Extrait:
▼▼▼

« Il faut de la force assurément pour tenir toujours la balance de la justice droite entre tant de gens qui font leurs efforts pour la faire pencher de leur côté », déclamait sans ambages, Louis XlV. Aussi longtemps que dure ce postulat et bien que rappelé dans un contexte de monarchie absolue, on ne saurait tout de même remette en cause le sens et la portée de cette affirmation qui avait tout l’air d’une invite à la vigilance et d’une mise en garde contre les travers d’une justice faible.
Recontextualisée, elle demeure plus que jamais actuel au moment où la justice sénégalaise traverse une crise sans précédent. Celle-ci est secouée par des entorses à l’effectivité de son indépendance et subit de plein fouet des entraves à son bon fonctionnement.
A une reluisante image de la justice, se substitue celle édulcorée d’un système judiciaire sénégalais critiqué en interne et caricaturé de l’extérieur.
Entre plaintes et complaintes, acteurs et justiciables peignent, sans détour leurs graffitis sur le mur de lamentations du temple de Thémis.
D’emblée, il faut souligner que la symbolique de la justice lui présume toutes les garanties de résistance aux tentations et les gages d’équilibre, de justesse et d’équité.
Emblème d’une « Dame », à la silhouette imposante, aux yeux bandés, synonyme d’impartialité, la justice se doit d’être le droit du plus faible, s’exerçant avec force de loi, à travers des hommes qui ne sont soumis qu’à l’autorité de celle-ci.

▲▲▲

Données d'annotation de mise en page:
▼▼▼

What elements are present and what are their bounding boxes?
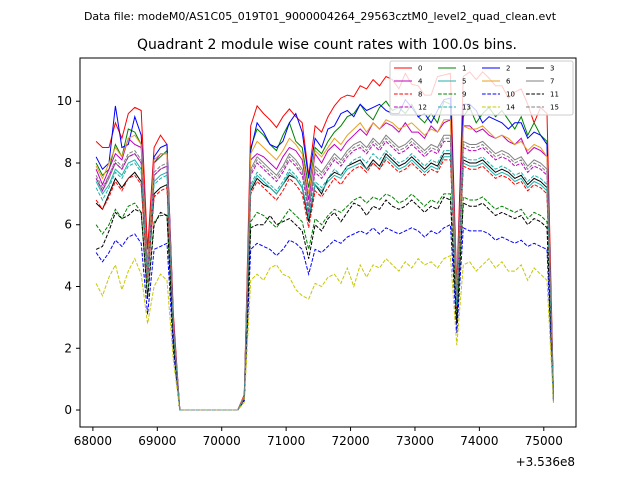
x-axis: 68000 69000 70000 71000 72000 73000 74000 75000 [74, 427, 563, 448]
x-tick-label: 75000 [525, 434, 563, 448]
x-tick-label: 70000 [203, 434, 241, 448]
x-tick-label: 73000 [396, 434, 434, 448]
series-line-15 [95, 137, 554, 411]
legend-box [389, 60, 574, 116]
x-tick-label: 68000 [74, 434, 112, 448]
legend-label-7: 7 [550, 78, 554, 86]
legend-label-4: 4 [418, 78, 423, 86]
legend-label-15: 15 [550, 104, 559, 112]
legend-label-12: 12 [418, 104, 427, 112]
x-tick-label: 74000 [460, 434, 498, 448]
chart-title: Quadrant 2 module wise count rates with … [137, 37, 517, 53]
legend-label-2: 2 [506, 65, 510, 73]
series-line-2 [95, 97, 554, 411]
series-line-8 [95, 159, 554, 411]
legend-label-5: 5 [462, 78, 466, 86]
series-line-4 [95, 119, 554, 411]
y-tick-label: 8 [64, 156, 72, 170]
series-line-14 [95, 254, 554, 411]
legend-label-0: 0 [418, 65, 422, 73]
y-tick-label: 2 [64, 341, 72, 355]
legend-label-13: 13 [462, 104, 471, 112]
series-line-11 [95, 196, 554, 411]
legend-label-9: 9 [462, 91, 466, 99]
legend-label-1: 1 [462, 65, 466, 73]
series-line-10 [95, 223, 554, 411]
series-line-6 [95, 119, 554, 411]
series-layer [95, 71, 554, 411]
y-tick-label: 10 [57, 94, 72, 108]
series-line-12 [95, 140, 554, 411]
x-offset-label: +3.536e8 [516, 455, 575, 469]
y-tick-label: 0 [64, 403, 72, 417]
axes-frame [79, 57, 577, 428]
figure-suptitle: Data file: modeM0/AS1C05_019T01_90000042… [84, 10, 557, 23]
legend-label-8: 8 [418, 91, 422, 99]
series-line-9 [95, 193, 554, 411]
y-tick-label: 6 [64, 218, 72, 232]
legend-label-14: 14 [506, 104, 515, 112]
y-axis: 0 2 4 6 8 10 [57, 94, 80, 417]
y-tick-label: 4 [64, 280, 72, 294]
legend-label-10: 10 [506, 91, 515, 99]
series-line-1 [95, 100, 554, 411]
x-tick-label: 72000 [331, 434, 369, 448]
legend-label-6: 6 [506, 78, 511, 86]
legend-label-3: 3 [550, 65, 554, 73]
x-tick-label: 71000 [267, 434, 305, 448]
series-line-5 [95, 155, 554, 411]
plot-area: 68000 69000 70000 71000 72000 73000 74000 75000… [57, 57, 577, 469]
x-tick-label: 69000 [138, 434, 176, 448]
legend-label-11: 11 [550, 91, 559, 99]
series-line-13 [95, 149, 554, 411]
series-line-0 [95, 71, 554, 411]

▲▲▲

Énoncé écrit: Pourriez-vous recopier à l'identique le passage de l'extrait sur la justice sénégalaise qui s'ouvre sur les mots « Recontextualisée, elle demeure » et se referme sur « justesse et d’équité. » ?

Le résultat:
Recontextualisée, elle demeure plus que jamais actuel au moment où la justice sénégalaise traverse une crise sans précédent. Celle-ci est secouée par des entorses à l’effectivité de son indépendance et subit de plein fouet des entraves à son bon fonctionnement.
A une reluisante image de la justice, se substitue celle édulcorée d’un système judiciaire sénégalais critiqué en interne et caricaturé de l’extérieur.
Entre plaintes et complaintes, acteurs et justiciables peignent, sans détour leurs graffitis sur le mur de lamentations du temple de Thémis.
D’emblée, il faut souligner que la symbolique de la justice lui présume toutes les garanties de résistance aux tentations et les gages d’équilibre, de justesse et d’équité.